### WHAT YOU SHOULD DO
Set down, word for word, the portion of the audit report that runs from "Materiality is the" to "the consolidated financial statements.".

### ARTICLE
- - - - -

Materiality is the magnitude of misstatements in the consolidated financial statements that, individually or in aggregate, makes it probable that the economic decisions of a reasonable knowledgeable user of the consolidated financial statements may be influenced. We consider quantitative and qualitative factors in (i) planning the scope of our audit work and in evaluating the results of our work; and (ii) to evaluate the effect of any identified misstatements in the consolidated financial statements.
We communicate with those charged with governance of the Company and such other entities included in the consolidated financial statements of which we are the independent auditors regarding, among other matters regarding, among other matters, the planned scope and timing of the audit and significant audit findings, including any significant deficiencies in internal control that we identify during our audit.
We also provide those charged with governance with a statement that we have complied with relevant ethical requirements regarding independence, and to communicate with them all relationships and other matters that may reasonably be thought to bear on our independence, and where applicable, related safeguards.
Other Matters
-
a. We did not audit the financial statements and other financial information, in respect of one associate company whose financial statements and financial information reflects share of total net profit after tax of Rs. 612.73 lakhs and share of total comprehensive income of Rs. 617.44 lakhs for the year ended March 31, 2023, as considered in these consolidated financial statements. These financial statements and other information have been audited by the other auditor whose independent auditor’s report, financial statements and other information have been furnished to us by the management. And our opinion in so far as it relates to this associate is based solely on the report of the other auditor.

- - - - -

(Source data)
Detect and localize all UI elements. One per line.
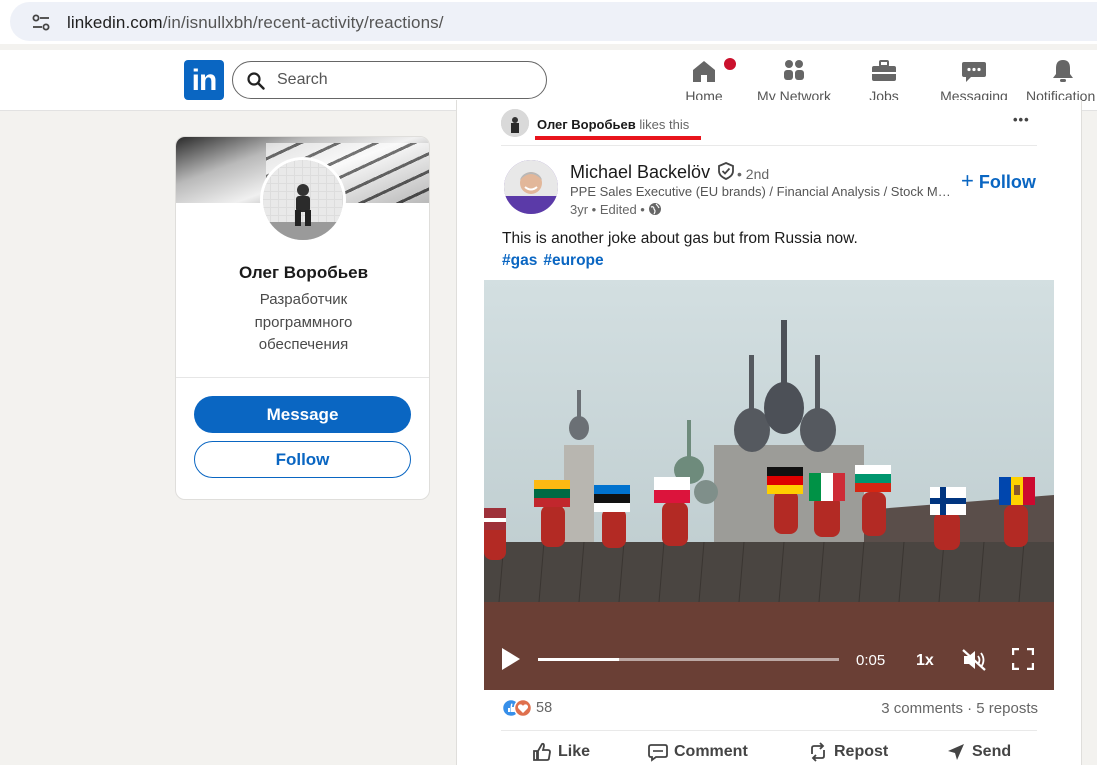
play-icon[interactable] [502,648,520,670]
author-avatar[interactable] [504,160,558,214]
search-icon [247,72,265,90]
home-icon [693,61,715,82]
red-highlight-underline [535,136,701,140]
reactions-icon[interactable] [502,698,534,718]
divider [176,377,429,378]
url-path: /in/isnullxbh/recent-activity/reactions/ [162,13,444,32]
nav-my-network[interactable]: My Network [756,58,832,106]
browser-address-bar: linkedin.com/in/isnullxbh/recent-activit… [0,0,1097,44]
divider [501,730,1037,731]
actor-avatar[interactable] [501,109,529,137]
author-headline: PPE Sales Executive (EU brands) / Financ… [570,184,955,199]
nav-home[interactable]: Home [684,56,738,106]
post-time-text: 3yr • Edited • [570,202,645,217]
profile-card: Олег Воробьев Разработчик программного о… [175,136,430,500]
more-options-button[interactable]: ••• [1013,112,1030,127]
url-field[interactable]: linkedin.com/in/isnullxbh/recent-activit… [10,2,1097,41]
actor-avatar-photo [501,109,529,137]
hashtag-link[interactable]: #gas [502,252,537,269]
playback-speed-button[interactable]: 1x [916,652,934,670]
flag-latvia [484,508,506,530]
like-button[interactable]: Like [532,742,590,762]
comment-icon [648,744,668,762]
repost-button[interactable]: Repost [808,742,888,762]
like-icon [533,742,551,761]
video-time: 0:05 [856,652,886,669]
follow-author-label: Follow [978,172,1036,192]
video-controls: 0:05 1x [484,628,1054,690]
send-icon [948,744,964,760]
search-box[interactable] [232,61,547,99]
actor-action: likes this [639,117,690,132]
briefcase-icon [872,60,896,81]
network-icon [784,60,804,80]
chat-icon [962,62,986,82]
follow-button[interactable]: Follow [194,441,411,478]
send-label: Send [972,743,1012,760]
profile-headline: Разработчик программного обеспечения [254,291,353,353]
comment-button[interactable]: Comment [648,742,748,762]
hashtag-link[interactable]: #europe [543,252,603,269]
search-input[interactable] [277,70,527,90]
connection-degree: • 2nd [737,166,770,182]
bell-icon [1053,60,1073,82]
video-progress-fill [538,658,620,661]
nav-jobs[interactable]: Jobs [866,58,902,106]
social-counts: 58 3 comments · 5 reposts [502,698,1038,720]
mute-icon[interactable] [961,648,987,672]
post-timestamp: 3yr • Edited • [570,202,662,217]
globe-icon [649,203,662,215]
author-name-text: Michael Backelöv [570,162,711,182]
profile-avatar[interactable] [260,157,346,243]
url-host: linkedin.com [67,13,163,32]
nav-notifications[interactable]: Notification [1026,58,1097,106]
divider [501,145,1037,146]
verified-icon [718,162,734,180]
post-hashtags: #gas #europe [502,252,610,270]
send-button[interactable]: Send [946,742,1011,762]
follow-author-button[interactable]: + Follow [961,168,1036,194]
url-text[interactable]: linkedin.com/in/isnullxbh/recent-activit… [67,13,444,33]
fullscreen-icon[interactable] [1012,648,1034,670]
feed-post: Олег Воробьев likes this ••• Michael Bac… [456,100,1082,765]
avatar-photo [263,160,343,240]
post-actions: Like Comment Repost Send [502,738,1038,765]
post-body: This is another joke about gas but from … [502,230,858,247]
video-player[interactable]: 0:05 1x [484,280,1054,690]
video-progress-bar[interactable] [538,658,839,661]
reactions-count[interactable]: 58 [536,700,552,716]
site-settings-icon[interactable] [32,14,50,32]
profile-name[interactable]: Олег Воробьев [176,263,429,283]
repost-label: Repost [834,743,889,760]
message-button[interactable]: Message [194,396,411,433]
comments-reposts-count[interactable]: 3 comments · 5 reposts [881,700,1038,717]
actor-name[interactable]: Олег Воробьев [537,117,636,132]
comment-label: Comment [674,743,748,760]
author-avatar-photo [504,160,558,214]
linkedin-logo[interactable]: in [184,60,224,100]
like-label: Like [558,743,591,760]
notification-badge [722,56,738,72]
nav-messaging[interactable]: Messaging [940,58,1008,106]
author-name[interactable]: Michael Backelöv [570,162,735,183]
social-activity-header: Олег Воробьев likes this [537,117,689,132]
plus-icon: + [961,168,974,193]
repost-icon [811,742,825,762]
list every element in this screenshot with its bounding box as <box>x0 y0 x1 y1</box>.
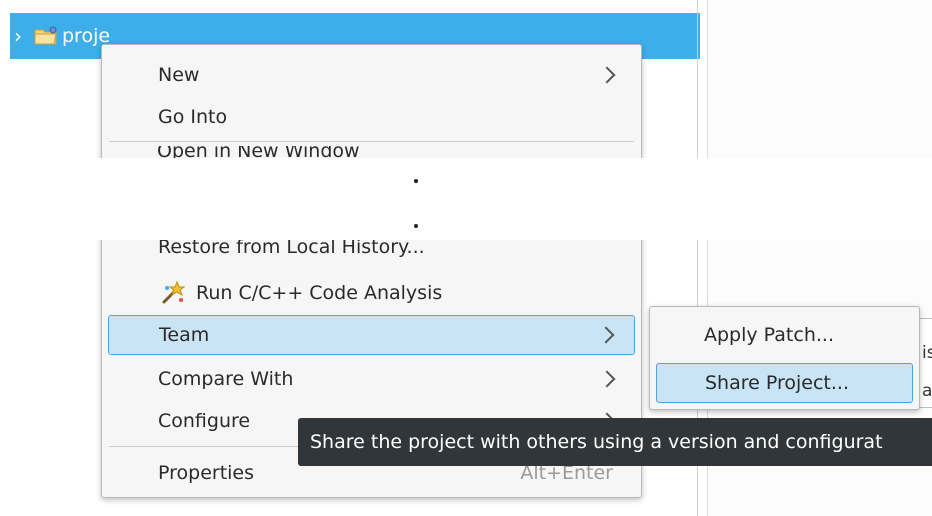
menu-item-go-into[interactable]: Go Into <box>108 97 635 137</box>
menu-item-label: New <box>158 64 200 86</box>
ide-window: › proje is ay New Go Into Restore from L… <box>0 0 932 516</box>
menu-item-compare-with[interactable]: Compare With <box>108 359 635 399</box>
menu-item-new[interactable]: New <box>108 55 635 95</box>
menu-item-label: Apply Patch... <box>704 324 834 346</box>
menu-separator <box>109 141 634 142</box>
tooltip: Share the project with others using a ve… <box>298 418 932 466</box>
ellipsis-dot <box>414 179 418 183</box>
menu-item-label: Compare With <box>158 368 294 390</box>
background-text: ay <box>922 381 932 401</box>
menu-item-open-new-window-partial[interactable]: Open in New Window <box>157 146 360 158</box>
chevron-right-icon <box>598 66 616 84</box>
background-text: is <box>922 343 932 363</box>
menu-item-label: Properties <box>158 462 255 484</box>
menu-item-label: Run C/C++ Code Analysis <box>196 282 443 304</box>
menu-item-apply-patch[interactable]: Apply Patch... <box>656 315 913 355</box>
menu-item-label: Share Project... <box>705 372 849 394</box>
tooltip-text: Share the project with others using a ve… <box>310 431 883 453</box>
chevron-right-icon[interactable]: › <box>14 26 30 46</box>
project-folder-icon <box>34 26 57 45</box>
menu-item-run-code-analysis[interactable]: Run C/C++ Code Analysis <box>108 273 635 313</box>
chevron-right-icon <box>597 326 615 344</box>
chevron-right-icon <box>598 370 616 388</box>
elision-gap <box>0 158 932 240</box>
menu-item-label: Go Into <box>158 106 228 128</box>
menu-item-label: Configure <box>158 410 251 432</box>
menu-item-team[interactable]: Team <box>108 315 635 355</box>
code-analysis-icon <box>162 280 186 304</box>
ellipsis-dot <box>414 224 418 228</box>
team-submenu: Apply Patch... Share Project... <box>649 306 920 410</box>
menu-item-label: Open in New Window <box>157 146 360 158</box>
menu-item-share-project[interactable]: Share Project... <box>656 363 913 403</box>
menu-item-label: Team <box>159 324 210 346</box>
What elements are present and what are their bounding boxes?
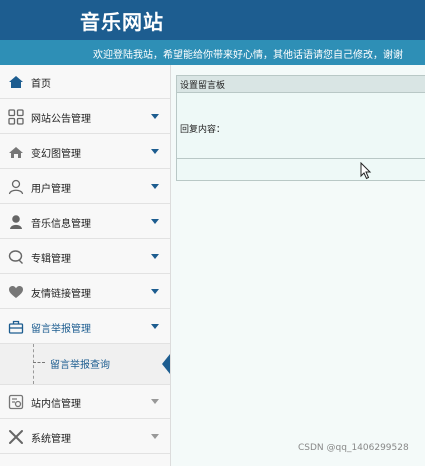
sidebar-item-album[interactable]: 专辑管理 [0, 240, 170, 274]
submenu-item-label: 留言举报查询 [50, 360, 110, 371]
submenu-report-query[interactable]: 留言举报查询 [0, 344, 170, 385]
sidebar-item-links[interactable]: 友情链接管理 [0, 275, 170, 309]
message-icon [8, 394, 24, 410]
sidebar-item-system[interactable]: 系统管理 [0, 420, 170, 454]
sidebar-item-label: 用户管理 [31, 184, 71, 195]
chevron-down-icon [151, 399, 159, 404]
welcome-text: 欢迎登陆我站，希望能给你带来好心情，其他话语请您自己修改，谢谢 [93, 50, 403, 61]
sidebar-item-users[interactable]: 用户管理 [0, 170, 170, 204]
sidebar-item-label: 站内信管理 [31, 399, 81, 410]
sidebar: 首页 网站公告管理 变幻图管理 用户管理 音乐信息管理 专辑管理 友情链接管理 … [0, 65, 171, 466]
chevron-down-icon [151, 149, 159, 154]
chevron-down-icon [151, 184, 159, 189]
chevron-down-icon [151, 434, 159, 439]
user-outline-icon [8, 179, 24, 195]
sidebar-item-label: 系统管理 [31, 434, 71, 445]
sidebar-item-label: 首页 [31, 79, 51, 90]
reply-content-label: 回复内容： [180, 125, 226, 135]
chevron-down-icon [151, 114, 159, 119]
sidebar-item-music[interactable]: 音乐信息管理 [0, 205, 170, 239]
sidebar-item-slideshow[interactable]: 变幻图管理 [0, 135, 170, 169]
tree-branch [33, 362, 45, 363]
panel-footer-divider [177, 158, 425, 159]
sidebar-item-label: 留言举报管理 [31, 324, 91, 335]
site-title: 音乐网站 [80, 10, 164, 34]
chevron-down-icon [151, 289, 159, 294]
sidebar-item-label: 专辑管理 [31, 254, 71, 265]
watermark: CSDN @qq_1406299528 [298, 443, 409, 453]
sidebar-item-announcement[interactable]: 网站公告管理 [0, 100, 170, 134]
panel-title: 设置留言板 [180, 81, 226, 91]
header-bar: 音乐网站 [0, 0, 425, 40]
home-icon [9, 76, 23, 88]
heart-icon [9, 286, 23, 298]
sidebar-item-label: 变幻图管理 [31, 149, 81, 160]
sidebar-item-label: 音乐信息管理 [31, 219, 91, 230]
house-icon [9, 147, 23, 158]
chevron-down-icon [151, 254, 159, 259]
sidebar-item-report[interactable]: 留言举报管理 [0, 310, 170, 344]
chevron-down-icon [151, 324, 159, 329]
sidebar-item-messages[interactable]: 站内信管理 [0, 385, 170, 419]
message-board-panel: 设置留言板 回复内容： [176, 75, 425, 181]
active-pointer-icon [162, 354, 170, 374]
grid-icon [8, 109, 24, 125]
sidebar-item-label: 网站公告管理 [31, 114, 91, 125]
welcome-marquee: 欢迎登陆我站，希望能给你带来好心情，其他话语请您自己修改，谢谢 [0, 40, 425, 65]
sidebar-item-home[interactable]: 首页 [0, 65, 170, 99]
panel-header: 设置留言板 [177, 76, 425, 93]
mouse-cursor-icon [360, 162, 372, 180]
tree-line [33, 344, 34, 384]
tools-icon [9, 430, 23, 444]
sidebar-item-label: 友情链接管理 [31, 289, 91, 300]
briefcase-icon [8, 320, 24, 334]
chevron-down-icon [151, 219, 159, 224]
user-solid-icon [10, 215, 22, 229]
chat-bubble-icon [8, 250, 23, 264]
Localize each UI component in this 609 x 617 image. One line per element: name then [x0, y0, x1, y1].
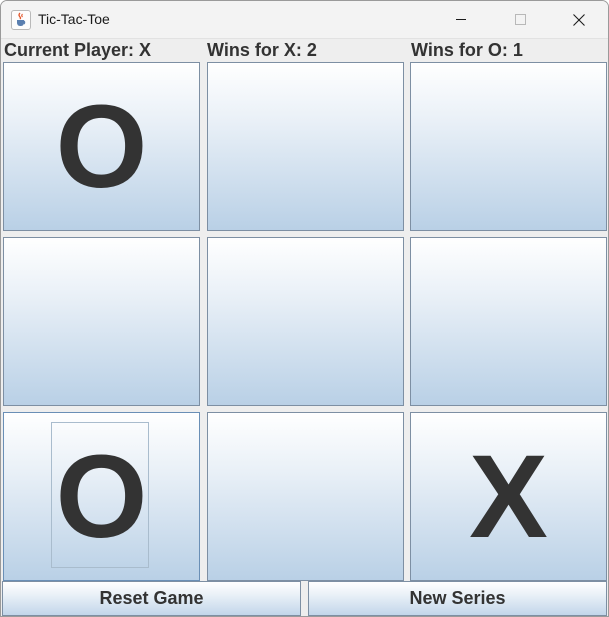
board-cell-6[interactable] [410, 237, 607, 406]
wins-o-label: Wins for O: 1 [411, 40, 523, 60]
new-series-button[interactable]: New Series [308, 581, 607, 616]
board-cell-4[interactable] [3, 237, 200, 406]
app-window: Tic-Tac-Toe Current Player: X Wins for X… [0, 0, 609, 617]
board-cell-5[interactable] [207, 237, 404, 406]
board-cell-9[interactable]: X [410, 412, 607, 581]
maximize-icon [515, 14, 526, 25]
minimize-icon [456, 19, 466, 20]
close-button[interactable] [549, 1, 608, 38]
board-cell-3[interactable] [410, 62, 607, 231]
cell-mark: X [469, 430, 548, 563]
board-cell-2[interactable] [207, 62, 404, 231]
java-cup-icon [11, 10, 31, 30]
board-cell-8[interactable] [207, 412, 404, 581]
board-cell-7[interactable]: O [3, 412, 200, 581]
minimize-button[interactable] [432, 1, 491, 38]
close-icon [573, 14, 585, 26]
cell-mark: O [55, 430, 148, 563]
cell-mark: O [55, 80, 148, 213]
current-player-label: Current Player: X [4, 40, 152, 60]
maximize-button[interactable] [491, 1, 550, 38]
board-cell-1[interactable]: O [3, 62, 200, 231]
window-title: Tic-Tac-Toe [38, 11, 110, 27]
wins-x-label: Wins for X: 2 [207, 40, 317, 60]
reset-game-button[interactable]: Reset Game [2, 581, 301, 616]
title-bar[interactable]: Tic-Tac-Toe [1, 1, 608, 39]
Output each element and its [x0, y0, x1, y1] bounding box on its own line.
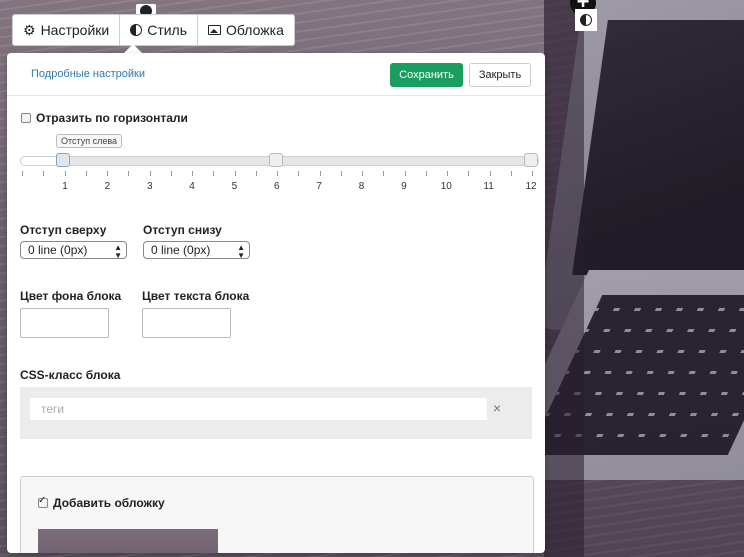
block-edge-overlay — [544, 0, 584, 557]
slider-tick — [340, 171, 342, 176]
css-class-input[interactable]: теги — [30, 398, 487, 420]
slider-tick-label: 12 — [525, 181, 537, 192]
active-tab-pointer — [124, 44, 142, 53]
tab-style-label: Стиль — [147, 22, 188, 38]
close-button[interactable]: Закрыть — [469, 63, 531, 87]
save-button[interactable]: Сохранить — [390, 63, 463, 87]
slider-tick-label: 5 — [231, 181, 238, 192]
css-class-tags-box: теги × — [20, 387, 532, 439]
slider-tick — [64, 171, 66, 176]
panel-header: Подробные настройки Сохранить Закрыть — [7, 53, 545, 96]
padding-top-label: Отступ сверху — [20, 223, 107, 237]
flip-horizontal-row[interactable]: Отразить по горизонтали — [21, 111, 188, 125]
slider-tick — [510, 171, 512, 176]
flip-horizontal-checkbox[interactable] — [21, 113, 31, 123]
text-color-input[interactable] — [142, 308, 231, 338]
gear-icon: ⚙ — [23, 21, 36, 38]
slider-tick — [532, 171, 533, 176]
tab-cover[interactable]: Обложка — [198, 15, 294, 45]
padding-bottom-select[interactable]: 0 line (0px) ▲ ▼ — [143, 241, 250, 260]
slider-tick-label: 3 — [146, 181, 153, 192]
style-toggle-button[interactable] — [575, 9, 597, 31]
select-arrows-icon: ▲ ▼ — [114, 243, 122, 260]
cover-thumbnail[interactable] — [38, 529, 218, 553]
flip-horizontal-label: Отразить по горизонтали — [36, 111, 188, 125]
add-cover-label: Добавить обложку — [53, 496, 165, 510]
slider-tick — [234, 171, 236, 176]
slider-tick — [170, 171, 172, 176]
slider-tick-label: 8 — [358, 181, 365, 192]
slider-tick-label: 11 — [483, 181, 494, 192]
cover-section: Добавить обложку — [20, 476, 534, 553]
slider-tick-label: 6 — [274, 181, 280, 192]
slider-tick — [447, 171, 448, 176]
advanced-settings-link[interactable]: Подробные настройки — [31, 68, 145, 80]
slider-handle-right[interactable] — [524, 153, 538, 167]
slider-tick — [362, 171, 363, 176]
slider-tick — [43, 171, 45, 176]
add-cover-row[interactable]: Добавить обложку — [38, 495, 165, 510]
slider-tick — [298, 171, 300, 176]
tab-settings[interactable]: ⚙ Настройки — [13, 15, 121, 45]
slider-tick-label: 7 — [316, 181, 322, 192]
slider-tick — [85, 171, 87, 176]
style-panel: Подробные настройки Сохранить Закрыть От… — [7, 53, 545, 553]
slider-tick — [383, 171, 385, 176]
slider-tick-label: 1 — [62, 181, 68, 192]
select-arrows-icon: ▲ ▼ — [237, 243, 245, 260]
padding-top-value: 0 line (0px) — [28, 243, 88, 257]
bg-color-label: Цвет фона блока — [20, 289, 122, 303]
padding-bottom-label: Отступ снизу — [143, 223, 222, 237]
slider-tick — [22, 171, 23, 176]
tab-settings-label: Настройки — [40, 22, 110, 38]
slider-tooltip: Отступ слева — [56, 134, 123, 148]
slider-tick — [149, 171, 151, 176]
slider-tick — [468, 171, 470, 176]
slider-tick — [213, 171, 215, 176]
tab-cover-label: Обложка — [226, 22, 284, 38]
close-icon[interactable]: × — [493, 400, 501, 416]
css-class-label: CSS-класс блока — [20, 368, 121, 382]
slider-tick — [107, 171, 108, 176]
bg-color-input[interactable] — [20, 308, 109, 338]
slider-tick — [277, 171, 278, 176]
text-color-label: Цвет текста блока — [142, 289, 250, 303]
tab-style[interactable]: Стиль — [120, 15, 199, 45]
slider-tick — [489, 171, 491, 176]
slider-tick-label: 10 — [440, 181, 452, 192]
slider-handle-middle[interactable] — [269, 153, 283, 167]
add-cover-checkbox[interactable] — [38, 495, 48, 508]
slider-tick-label: 2 — [104, 181, 111, 192]
padding-top-select[interactable]: 0 line (0px) ▲ ▼ — [20, 241, 127, 260]
slider-tick — [319, 171, 321, 176]
slider-handle-left-offset[interactable] — [56, 153, 70, 167]
contrast-icon — [130, 24, 143, 36]
slider-tick — [128, 171, 130, 176]
slider-tick-label: 9 — [401, 181, 407, 192]
image-icon — [208, 25, 222, 35]
slider-tick — [192, 171, 193, 176]
slider-tick — [404, 171, 406, 176]
slider-tick-label: 4 — [189, 181, 195, 192]
padding-bottom-value: 0 line (0px) — [151, 243, 211, 257]
slider-tick — [255, 171, 257, 176]
contrast-icon — [580, 14, 592, 26]
slider-tick — [425, 171, 427, 176]
editor-tabs: ⚙ Настройки Стиль Обложка — [12, 14, 295, 46]
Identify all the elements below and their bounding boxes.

- - - - -

### WRITTEN ANSWER
Materiality is the magnitude of misstatements in the consolidated financial statements that, individually or in aggregate, makes it probable that the economic decisions of a reasonable knowledgeable user of the consolidated financial statements may be influenced. We consider quantitative and qualitative factors in (i) planning the scope of our audit work and in evaluating the results of our work; and (ii) to evaluate the effect of any identified misstatements in the consolidated financial statements.